● **Dataset content**:
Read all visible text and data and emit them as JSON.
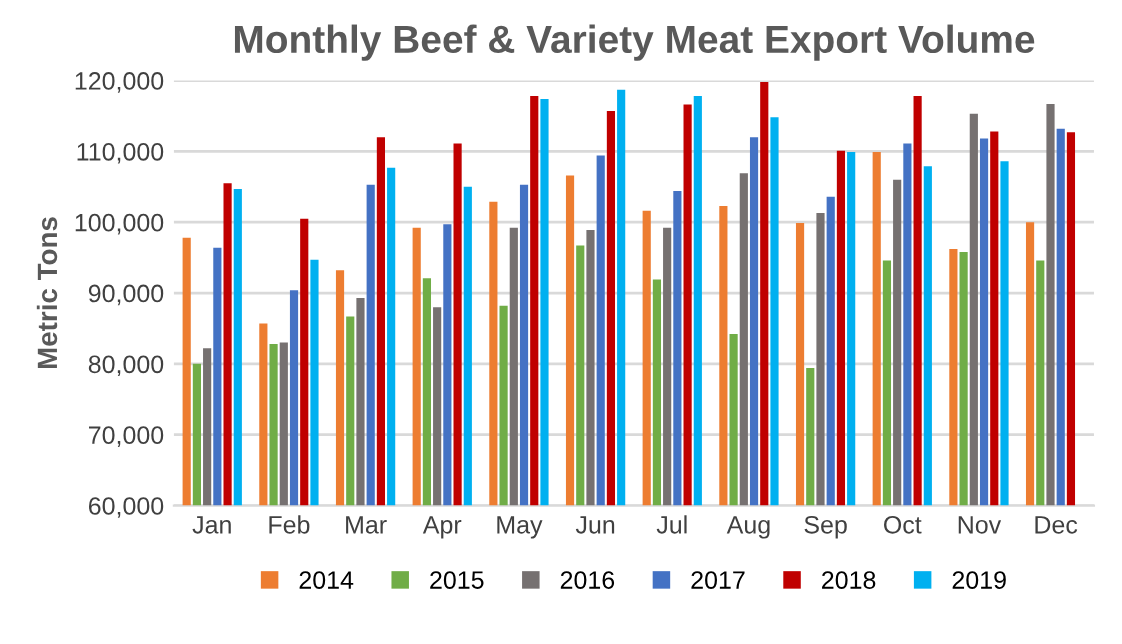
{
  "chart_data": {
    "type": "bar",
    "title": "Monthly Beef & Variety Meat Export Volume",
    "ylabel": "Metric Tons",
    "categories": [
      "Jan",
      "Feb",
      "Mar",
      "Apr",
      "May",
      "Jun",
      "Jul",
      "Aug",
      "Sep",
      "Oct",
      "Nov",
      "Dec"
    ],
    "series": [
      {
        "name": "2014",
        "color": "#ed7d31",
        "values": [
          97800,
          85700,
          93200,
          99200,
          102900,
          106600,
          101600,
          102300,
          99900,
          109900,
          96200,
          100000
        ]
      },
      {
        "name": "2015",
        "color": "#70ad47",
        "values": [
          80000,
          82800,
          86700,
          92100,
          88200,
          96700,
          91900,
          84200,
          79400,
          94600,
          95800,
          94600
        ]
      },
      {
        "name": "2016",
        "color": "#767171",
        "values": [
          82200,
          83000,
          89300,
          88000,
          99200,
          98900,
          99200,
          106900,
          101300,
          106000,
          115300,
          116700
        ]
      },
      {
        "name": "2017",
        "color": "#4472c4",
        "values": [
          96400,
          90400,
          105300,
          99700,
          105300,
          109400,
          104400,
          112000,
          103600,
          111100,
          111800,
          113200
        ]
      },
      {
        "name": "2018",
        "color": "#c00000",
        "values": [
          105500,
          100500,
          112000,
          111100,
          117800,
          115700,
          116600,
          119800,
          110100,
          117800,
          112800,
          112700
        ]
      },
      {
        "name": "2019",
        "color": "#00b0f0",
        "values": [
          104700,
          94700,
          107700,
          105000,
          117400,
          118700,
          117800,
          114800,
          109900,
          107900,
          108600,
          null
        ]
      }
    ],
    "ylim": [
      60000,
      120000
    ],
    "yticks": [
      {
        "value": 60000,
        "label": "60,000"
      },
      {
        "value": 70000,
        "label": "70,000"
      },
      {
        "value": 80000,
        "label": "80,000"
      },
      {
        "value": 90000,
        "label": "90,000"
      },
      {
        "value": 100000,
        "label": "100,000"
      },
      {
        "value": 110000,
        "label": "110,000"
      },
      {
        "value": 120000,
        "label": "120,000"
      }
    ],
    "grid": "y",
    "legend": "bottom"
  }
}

● **Exercise**: Identify each line in the records above that contains the word "name", and copy it out in full.

● **Written response**:
        "name": "2014",
        "name": "2015",
        "name": "2016",
        "name": "2017",
        "name": "2018",
        "name": "2019",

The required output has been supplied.